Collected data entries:
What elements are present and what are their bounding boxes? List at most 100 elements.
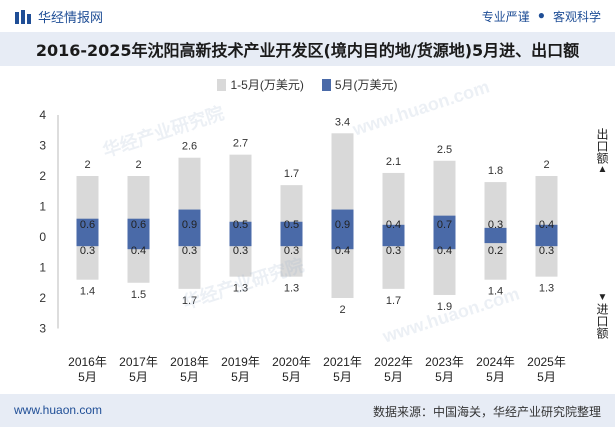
x-tick-label: 5月	[231, 370, 250, 384]
data-label-cumulative-import: 1.7	[182, 295, 197, 307]
footer-website-link[interactable]: www.huaon.com	[14, 403, 103, 417]
down-arrow-icon: ▼	[597, 292, 608, 303]
data-label-monthly-export: 0.9	[335, 219, 350, 231]
side-label-export: 出口额▲	[594, 128, 611, 175]
bar-monthly-import	[178, 237, 201, 247]
bar-monthly-import	[331, 237, 354, 250]
data-label-cumulative-export: 2.6	[182, 141, 197, 153]
bar-cumulative-import	[484, 237, 507, 280]
bar-cumulative-import	[535, 237, 558, 277]
data-label-monthly-import: 0.3	[284, 245, 299, 257]
y-tick-label: 1	[39, 261, 46, 275]
bar-cumulative-export	[382, 172, 405, 237]
data-label-monthly-export: 0.7	[437, 219, 452, 231]
legend-swatch-monthly	[321, 78, 331, 91]
bar-monthly-export	[76, 218, 99, 237]
x-tick-label: 2017年	[119, 355, 158, 369]
data-label-cumulative-export: 1.8	[488, 165, 503, 177]
y-tick-label: 2	[39, 169, 46, 183]
legend-label-cumulative: 1-5月(万美元)	[230, 78, 304, 92]
data-label-monthly-export: 0.6	[131, 219, 146, 231]
bar-cumulative-import	[382, 237, 405, 289]
x-tick-label: 2025年	[527, 355, 566, 369]
tagline-dot: ●	[537, 8, 545, 22]
y-tick-label: 1	[39, 200, 46, 214]
legend-label-monthly: 5月(万美元)	[334, 78, 398, 92]
data-label-cumulative-export: 3.4	[335, 116, 350, 128]
x-tick-label: 2023年	[425, 355, 464, 369]
data-label-cumulative-export: 2	[84, 159, 90, 171]
x-tick-label: 2022年	[374, 355, 413, 369]
y-tick-label: 2	[39, 291, 46, 305]
bar-cumulative-export	[535, 176, 558, 237]
bar-monthly-import	[229, 237, 252, 247]
bar-monthly-export	[127, 218, 150, 237]
brand-logo-icon	[15, 9, 31, 24]
bar-monthly-import	[280, 237, 303, 247]
x-tick-label: 5月	[537, 370, 556, 384]
data-label-monthly-export: 0.9	[182, 219, 197, 231]
footer-source: 数据来源：中国海关，华经产业研究院整理	[372, 405, 601, 419]
data-label-monthly-export: 0.4	[539, 219, 554, 231]
data-label-cumulative-import: 1.5	[131, 289, 146, 301]
x-tick-label: 2024年	[476, 355, 515, 369]
data-label-monthly-import: 0.3	[386, 245, 401, 257]
x-tick-label: 2019年	[221, 355, 260, 369]
bar-monthly-export	[331, 209, 354, 237]
data-label-monthly-export: 0.4	[386, 219, 401, 231]
data-label-cumulative-export: 2.7	[233, 138, 248, 150]
bar-cumulative-import	[178, 237, 201, 289]
data-label-monthly-import: 0.3	[539, 245, 554, 257]
y-tick-label: 3	[39, 139, 46, 153]
bar-monthly-import	[382, 237, 405, 247]
legend-item-cumulative: 1-5月(万美元)	[217, 76, 304, 93]
bar-monthly-import	[535, 237, 558, 247]
up-arrow-icon: ▲	[597, 164, 608, 175]
brand-name: 华经情报网	[38, 10, 104, 25]
tagline-2: 客观科学	[552, 10, 601, 24]
legend-item-monthly: 5月(万美元)	[321, 76, 398, 93]
side-label-export-text: 出口额	[595, 128, 609, 164]
data-label-cumulative-import: 1.4	[80, 286, 95, 298]
side-label-import-text: 进口额	[595, 303, 609, 339]
data-label-monthly-import: 0.4	[335, 245, 350, 257]
bar-cumulative-import	[229, 237, 252, 277]
bar-monthly-export	[535, 224, 558, 237]
x-tick-label: 2020年	[272, 355, 311, 369]
bar-monthly-export	[280, 221, 303, 237]
bar-monthly-import	[127, 237, 150, 250]
bar-monthly-export	[178, 209, 201, 237]
data-label-cumulative-export: 2	[543, 159, 549, 171]
tagline: 专业严谨 ● 客观科学	[482, 8, 601, 25]
x-tick-label: 5月	[180, 370, 199, 384]
data-label-cumulative-import: 1.9	[437, 301, 452, 313]
legend-swatch-cumulative	[217, 78, 227, 91]
y-tick-label: 0	[39, 230, 46, 244]
data-label-monthly-export: 0.5	[284, 219, 299, 231]
data-label-cumulative-import: 1.3	[539, 283, 554, 295]
data-label-cumulative-export: 2.1	[386, 156, 401, 168]
bar-monthly-import	[433, 237, 456, 250]
x-tick-label: 2016年	[68, 355, 107, 369]
bar-monthly-export	[382, 224, 405, 237]
bar-monthly-export	[433, 215, 456, 237]
data-label-cumulative-import: 1.3	[284, 283, 299, 295]
tagline-1: 专业严谨	[481, 10, 530, 24]
chart-title: 2016-2025年沈阳高新技术产业开发区(境内目的地/货源地)5月进、出口额	[35, 41, 580, 60]
data-label-cumulative-import: 1.4	[488, 286, 503, 298]
data-label-monthly-export: 0.3	[488, 219, 503, 231]
data-label-monthly-export: 0.5	[233, 219, 248, 231]
data-label-monthly-import: 0.2	[488, 245, 503, 257]
data-label-monthly-import: 0.3	[233, 245, 248, 257]
x-tick-label: 5月	[333, 370, 352, 384]
data-label-monthly-import: 0.4	[131, 245, 146, 257]
x-tick-label: 2021年	[323, 355, 362, 369]
bar-cumulative-import	[433, 237, 456, 295]
data-label-monthly-import: 0.4	[437, 245, 452, 257]
data-label-cumulative-import: 1.7	[386, 295, 401, 307]
footer: www.huaon.com 数据来源：中国海关，华经产业研究院整理	[0, 394, 615, 427]
x-tick-label: 5月	[78, 370, 97, 384]
y-tick-label: 4	[39, 108, 46, 122]
data-label-monthly-export: 0.6	[80, 219, 95, 231]
brand-logo[interactable]: 华经情报网	[14, 7, 103, 26]
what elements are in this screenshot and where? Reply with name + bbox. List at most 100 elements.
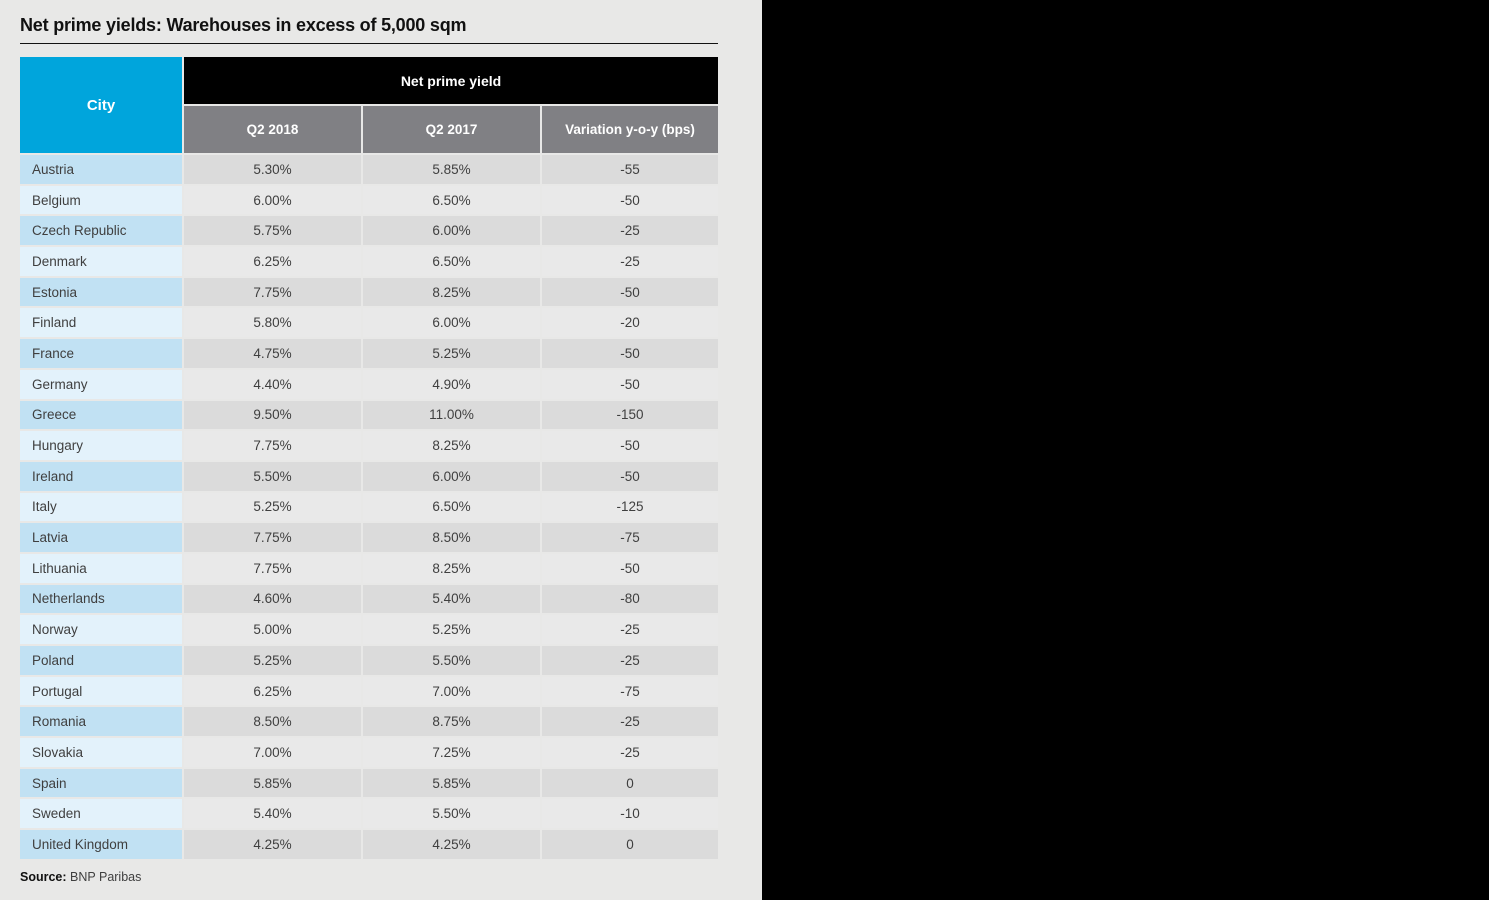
table-row: Sweden 5.40% 5.50% -10 [20, 799, 718, 829]
value-cell: -10 [542, 799, 718, 829]
report-figure: Net prime yields: Warehouses in excess o… [20, 0, 718, 884]
value-cell: 4.90% [363, 369, 540, 399]
table-row: France 4.75% 5.25% -50 [20, 339, 718, 368]
table-row: Netherlands 4.60% 5.40% -80 [20, 584, 718, 614]
city-cell: Sweden [20, 799, 182, 829]
value-cell: 8.50% [184, 707, 361, 737]
value-cell: 5.85% [363, 768, 540, 798]
city-cell: Slovakia [20, 738, 182, 767]
value-cell: 5.50% [363, 646, 540, 675]
table-row: Estonia 7.75% 8.25% -50 [20, 277, 718, 307]
net-prime-yield-table: City Net prime yield Q2 2018 Q2 2017 Var… [18, 55, 720, 861]
table-row: Finland 5.80% 6.00% -20 [20, 308, 718, 338]
title-rule [20, 43, 718, 44]
value-cell: -25 [542, 615, 718, 644]
value-cell: 7.75% [184, 553, 361, 583]
city-cell: Austria [20, 155, 182, 184]
source-text: BNP Paribas [70, 869, 142, 884]
table-row: Belgium 6.00% 6.50% -50 [20, 185, 718, 215]
value-cell: -50 [542, 277, 718, 307]
value-cell: 6.50% [363, 247, 540, 276]
value-cell: -50 [542, 431, 718, 460]
city-cell: Finland [20, 308, 182, 338]
value-cell: 5.25% [363, 339, 540, 368]
column-header-q2-2017: Q2 2017 [363, 106, 540, 153]
black-side-panel [762, 0, 1489, 900]
table-row: Norway 5.00% 5.25% -25 [20, 615, 718, 644]
value-cell: 9.50% [184, 400, 361, 430]
value-cell: -55 [542, 155, 718, 184]
value-cell: 5.50% [184, 461, 361, 491]
value-cell: -25 [542, 646, 718, 675]
value-cell: 7.00% [184, 738, 361, 767]
header-row-periods: Q2 2018 Q2 2017 Variation y-o-y (bps) [20, 106, 718, 153]
city-cell: Greece [20, 400, 182, 430]
city-cell: Denmark [20, 247, 182, 276]
figure-title: Net prime yields: Warehouses in excess o… [20, 15, 467, 35]
city-cell: Belgium [20, 185, 182, 215]
value-cell: 7.75% [184, 431, 361, 460]
value-cell: 4.60% [184, 584, 361, 614]
value-cell: -50 [542, 339, 718, 368]
table-row: Italy 5.25% 6.50% -125 [20, 492, 718, 522]
value-cell: 8.25% [363, 431, 540, 460]
value-cell: 7.25% [363, 738, 540, 767]
value-cell: 5.80% [184, 308, 361, 338]
city-cell: Norway [20, 615, 182, 644]
value-cell: 8.75% [363, 707, 540, 737]
value-cell: 6.00% [363, 216, 540, 246]
table-row: Germany 4.40% 4.90% -50 [20, 369, 718, 399]
value-cell: 6.00% [363, 308, 540, 338]
city-cell: Romania [20, 707, 182, 737]
value-cell: 5.40% [184, 799, 361, 829]
value-cell: -50 [542, 185, 718, 215]
value-cell: 6.00% [184, 185, 361, 215]
header-row-group: City Net prime yield [20, 57, 718, 153]
city-cell: Estonia [20, 277, 182, 307]
group-header-net-prime-yield: Net prime yield [184, 57, 718, 104]
city-cell: Hungary [20, 431, 182, 460]
value-cell: -125 [542, 492, 718, 522]
value-cell: 5.50% [363, 799, 540, 829]
table-row: Greece 9.50% 11.00% -150 [20, 400, 718, 430]
value-cell: 4.40% [184, 369, 361, 399]
value-cell: 6.00% [363, 461, 540, 491]
value-cell: 6.50% [363, 492, 540, 522]
value-cell: 8.50% [363, 523, 540, 552]
value-cell: 5.75% [184, 216, 361, 246]
city-cell: Ireland [20, 461, 182, 491]
value-cell: -20 [542, 308, 718, 338]
value-cell: -50 [542, 461, 718, 491]
table-row: United Kingdom 4.25% 4.25% 0 [20, 830, 718, 859]
value-cell: 5.85% [363, 155, 540, 184]
value-cell: -75 [542, 676, 718, 706]
value-cell: -80 [542, 584, 718, 614]
city-cell: Czech Republic [20, 216, 182, 246]
city-cell: Netherlands [20, 584, 182, 614]
value-cell: -75 [542, 523, 718, 552]
value-cell: 5.25% [184, 492, 361, 522]
column-header-variation-yoy-bps: Variation y-o-y (bps) [542, 106, 718, 153]
city-cell: Latvia [20, 523, 182, 552]
city-cell: Italy [20, 492, 182, 522]
table-row: Ireland 5.50% 6.00% -50 [20, 461, 718, 491]
value-cell: 5.25% [184, 646, 361, 675]
value-cell: -50 [542, 553, 718, 583]
value-cell: 11.00% [363, 400, 540, 430]
table-row: Lithuania 7.75% 8.25% -50 [20, 553, 718, 583]
value-cell: 6.25% [184, 247, 361, 276]
value-cell: 6.50% [363, 185, 540, 215]
column-header-q2-2018: Q2 2018 [184, 106, 361, 153]
value-cell: -150 [542, 400, 718, 430]
column-header-city: City [20, 57, 182, 153]
value-cell: 4.75% [184, 339, 361, 368]
table-row: Denmark 6.25% 6.50% -25 [20, 247, 718, 276]
table-row: Portugal 6.25% 7.00% -75 [20, 676, 718, 706]
value-cell: 8.25% [363, 277, 540, 307]
value-cell: 5.25% [363, 615, 540, 644]
value-cell: 4.25% [363, 830, 540, 859]
value-cell: 0 [542, 830, 718, 859]
city-cell: Lithuania [20, 553, 182, 583]
value-cell: 0 [542, 768, 718, 798]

> Given request
Copy the listing lines word for word, starting with the line that contains "table-row: Sweden 5.40%" and continuing through the line that contains "table-row: France 4.75%".

> The reply
table-row: Sweden 5.40% 5.50% -10 [20, 799, 718, 829]
value-cell: -10 [542, 799, 718, 829]
report-figure: Net prime yields: Warehouses in excess o… [20, 0, 718, 884]
value-cell: 4.90% [363, 369, 540, 399]
table-row: France 4.75% 5.25% -50 [20, 339, 718, 368]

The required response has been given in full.